**Supplied information:**
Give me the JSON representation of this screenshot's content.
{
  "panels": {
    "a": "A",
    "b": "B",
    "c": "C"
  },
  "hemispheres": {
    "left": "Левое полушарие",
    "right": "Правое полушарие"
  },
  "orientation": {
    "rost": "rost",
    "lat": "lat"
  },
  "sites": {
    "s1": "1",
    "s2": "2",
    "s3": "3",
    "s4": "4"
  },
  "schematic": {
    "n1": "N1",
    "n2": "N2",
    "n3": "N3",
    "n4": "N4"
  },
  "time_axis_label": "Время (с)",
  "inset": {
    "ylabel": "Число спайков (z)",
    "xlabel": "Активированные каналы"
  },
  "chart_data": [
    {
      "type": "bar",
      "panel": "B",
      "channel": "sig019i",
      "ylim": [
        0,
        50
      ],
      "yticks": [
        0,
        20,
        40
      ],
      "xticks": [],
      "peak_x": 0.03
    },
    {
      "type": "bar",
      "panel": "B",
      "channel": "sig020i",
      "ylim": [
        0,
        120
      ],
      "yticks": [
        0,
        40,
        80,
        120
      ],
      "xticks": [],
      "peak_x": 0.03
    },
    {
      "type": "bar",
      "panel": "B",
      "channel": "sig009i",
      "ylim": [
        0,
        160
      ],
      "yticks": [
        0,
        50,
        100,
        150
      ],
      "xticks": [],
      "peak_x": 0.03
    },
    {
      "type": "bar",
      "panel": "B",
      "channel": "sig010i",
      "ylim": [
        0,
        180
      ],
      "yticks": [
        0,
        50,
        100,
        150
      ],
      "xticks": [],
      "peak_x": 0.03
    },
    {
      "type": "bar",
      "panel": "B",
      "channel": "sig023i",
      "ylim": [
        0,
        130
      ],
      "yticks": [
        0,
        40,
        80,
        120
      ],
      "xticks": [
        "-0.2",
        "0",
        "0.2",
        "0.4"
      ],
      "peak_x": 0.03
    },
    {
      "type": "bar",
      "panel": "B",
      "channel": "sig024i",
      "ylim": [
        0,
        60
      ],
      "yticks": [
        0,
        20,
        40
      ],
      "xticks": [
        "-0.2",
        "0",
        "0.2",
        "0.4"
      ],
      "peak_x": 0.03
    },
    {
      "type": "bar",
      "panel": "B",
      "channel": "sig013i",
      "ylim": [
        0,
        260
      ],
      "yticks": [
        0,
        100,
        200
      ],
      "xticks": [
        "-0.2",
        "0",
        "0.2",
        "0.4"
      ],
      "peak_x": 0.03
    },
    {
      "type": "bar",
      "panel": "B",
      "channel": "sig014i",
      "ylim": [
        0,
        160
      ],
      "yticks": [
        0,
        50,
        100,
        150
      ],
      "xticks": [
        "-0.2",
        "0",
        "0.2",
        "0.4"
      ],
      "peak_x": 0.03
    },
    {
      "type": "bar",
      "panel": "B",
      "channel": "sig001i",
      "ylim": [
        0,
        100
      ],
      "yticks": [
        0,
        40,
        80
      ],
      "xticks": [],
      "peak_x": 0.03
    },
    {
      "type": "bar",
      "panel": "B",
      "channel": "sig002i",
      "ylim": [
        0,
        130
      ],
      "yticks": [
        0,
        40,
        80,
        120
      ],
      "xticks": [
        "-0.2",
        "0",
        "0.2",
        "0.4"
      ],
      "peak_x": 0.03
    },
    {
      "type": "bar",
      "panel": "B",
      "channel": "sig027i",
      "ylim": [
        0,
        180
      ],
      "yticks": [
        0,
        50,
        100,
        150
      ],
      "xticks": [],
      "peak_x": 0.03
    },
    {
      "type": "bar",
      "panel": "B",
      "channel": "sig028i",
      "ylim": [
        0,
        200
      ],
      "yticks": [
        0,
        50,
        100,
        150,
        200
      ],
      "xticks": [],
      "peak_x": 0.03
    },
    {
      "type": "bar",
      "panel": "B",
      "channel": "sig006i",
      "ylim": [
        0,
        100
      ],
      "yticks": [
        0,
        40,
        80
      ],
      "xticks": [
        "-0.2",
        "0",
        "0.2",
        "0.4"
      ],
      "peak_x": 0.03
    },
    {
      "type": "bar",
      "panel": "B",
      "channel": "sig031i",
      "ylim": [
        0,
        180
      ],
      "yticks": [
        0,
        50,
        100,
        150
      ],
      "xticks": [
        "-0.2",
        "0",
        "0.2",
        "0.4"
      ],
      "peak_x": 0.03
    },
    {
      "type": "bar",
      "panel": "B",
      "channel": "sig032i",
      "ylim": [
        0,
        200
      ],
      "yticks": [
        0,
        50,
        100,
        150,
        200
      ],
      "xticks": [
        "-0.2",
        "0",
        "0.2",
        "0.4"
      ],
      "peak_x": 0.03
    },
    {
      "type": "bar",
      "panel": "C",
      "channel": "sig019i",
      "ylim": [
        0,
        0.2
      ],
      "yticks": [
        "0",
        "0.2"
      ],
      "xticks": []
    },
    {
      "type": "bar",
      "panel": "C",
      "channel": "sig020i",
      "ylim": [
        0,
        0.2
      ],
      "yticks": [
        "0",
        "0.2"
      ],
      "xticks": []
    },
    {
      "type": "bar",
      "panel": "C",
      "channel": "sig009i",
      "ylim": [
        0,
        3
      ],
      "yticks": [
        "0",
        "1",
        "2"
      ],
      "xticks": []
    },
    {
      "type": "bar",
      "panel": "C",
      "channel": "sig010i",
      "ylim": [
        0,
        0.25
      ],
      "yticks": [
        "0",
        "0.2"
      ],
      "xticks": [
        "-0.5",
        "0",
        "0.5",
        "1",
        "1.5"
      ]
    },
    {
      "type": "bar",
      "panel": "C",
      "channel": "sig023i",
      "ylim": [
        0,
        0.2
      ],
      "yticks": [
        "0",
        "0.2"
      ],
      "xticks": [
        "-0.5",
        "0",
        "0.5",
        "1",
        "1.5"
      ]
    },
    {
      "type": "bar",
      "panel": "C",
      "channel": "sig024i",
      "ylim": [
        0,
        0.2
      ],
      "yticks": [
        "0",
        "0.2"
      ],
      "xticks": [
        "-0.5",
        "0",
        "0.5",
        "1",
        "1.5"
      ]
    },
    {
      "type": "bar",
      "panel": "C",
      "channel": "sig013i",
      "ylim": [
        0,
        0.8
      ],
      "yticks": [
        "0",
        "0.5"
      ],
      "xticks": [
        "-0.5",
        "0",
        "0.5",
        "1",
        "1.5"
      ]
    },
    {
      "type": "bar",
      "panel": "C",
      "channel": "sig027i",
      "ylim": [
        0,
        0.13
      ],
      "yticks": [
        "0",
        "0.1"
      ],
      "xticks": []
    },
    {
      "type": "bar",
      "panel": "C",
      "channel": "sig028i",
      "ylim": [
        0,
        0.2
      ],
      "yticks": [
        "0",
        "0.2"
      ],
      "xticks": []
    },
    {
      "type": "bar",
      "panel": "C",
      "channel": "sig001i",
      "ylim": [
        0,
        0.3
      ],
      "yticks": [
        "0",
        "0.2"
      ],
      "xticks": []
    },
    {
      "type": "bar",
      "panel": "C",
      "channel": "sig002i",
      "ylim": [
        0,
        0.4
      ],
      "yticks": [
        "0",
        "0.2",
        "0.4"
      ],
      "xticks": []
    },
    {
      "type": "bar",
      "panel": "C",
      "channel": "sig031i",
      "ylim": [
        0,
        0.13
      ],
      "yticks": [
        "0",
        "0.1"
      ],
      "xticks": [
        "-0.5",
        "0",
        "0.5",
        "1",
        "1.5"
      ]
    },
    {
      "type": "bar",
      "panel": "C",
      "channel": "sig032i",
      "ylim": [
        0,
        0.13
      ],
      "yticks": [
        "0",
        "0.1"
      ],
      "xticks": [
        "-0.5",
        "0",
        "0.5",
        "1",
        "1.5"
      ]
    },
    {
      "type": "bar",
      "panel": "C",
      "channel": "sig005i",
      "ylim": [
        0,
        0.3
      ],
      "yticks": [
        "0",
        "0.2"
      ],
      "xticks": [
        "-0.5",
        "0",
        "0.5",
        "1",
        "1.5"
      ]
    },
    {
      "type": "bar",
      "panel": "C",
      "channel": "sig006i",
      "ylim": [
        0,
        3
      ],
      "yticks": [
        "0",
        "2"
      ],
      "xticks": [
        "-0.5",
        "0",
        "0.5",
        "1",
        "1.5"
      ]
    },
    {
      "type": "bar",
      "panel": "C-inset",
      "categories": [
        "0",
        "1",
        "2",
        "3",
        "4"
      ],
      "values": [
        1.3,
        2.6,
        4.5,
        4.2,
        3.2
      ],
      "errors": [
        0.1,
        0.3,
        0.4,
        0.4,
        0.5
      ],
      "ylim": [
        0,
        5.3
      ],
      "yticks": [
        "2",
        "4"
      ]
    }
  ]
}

**Goal:** Isolate the lines that hold the word "полушарие" and copy all of them.

**Exercise result:**
    "left": "Левое полушарие",
    "right": "Правое полушарие"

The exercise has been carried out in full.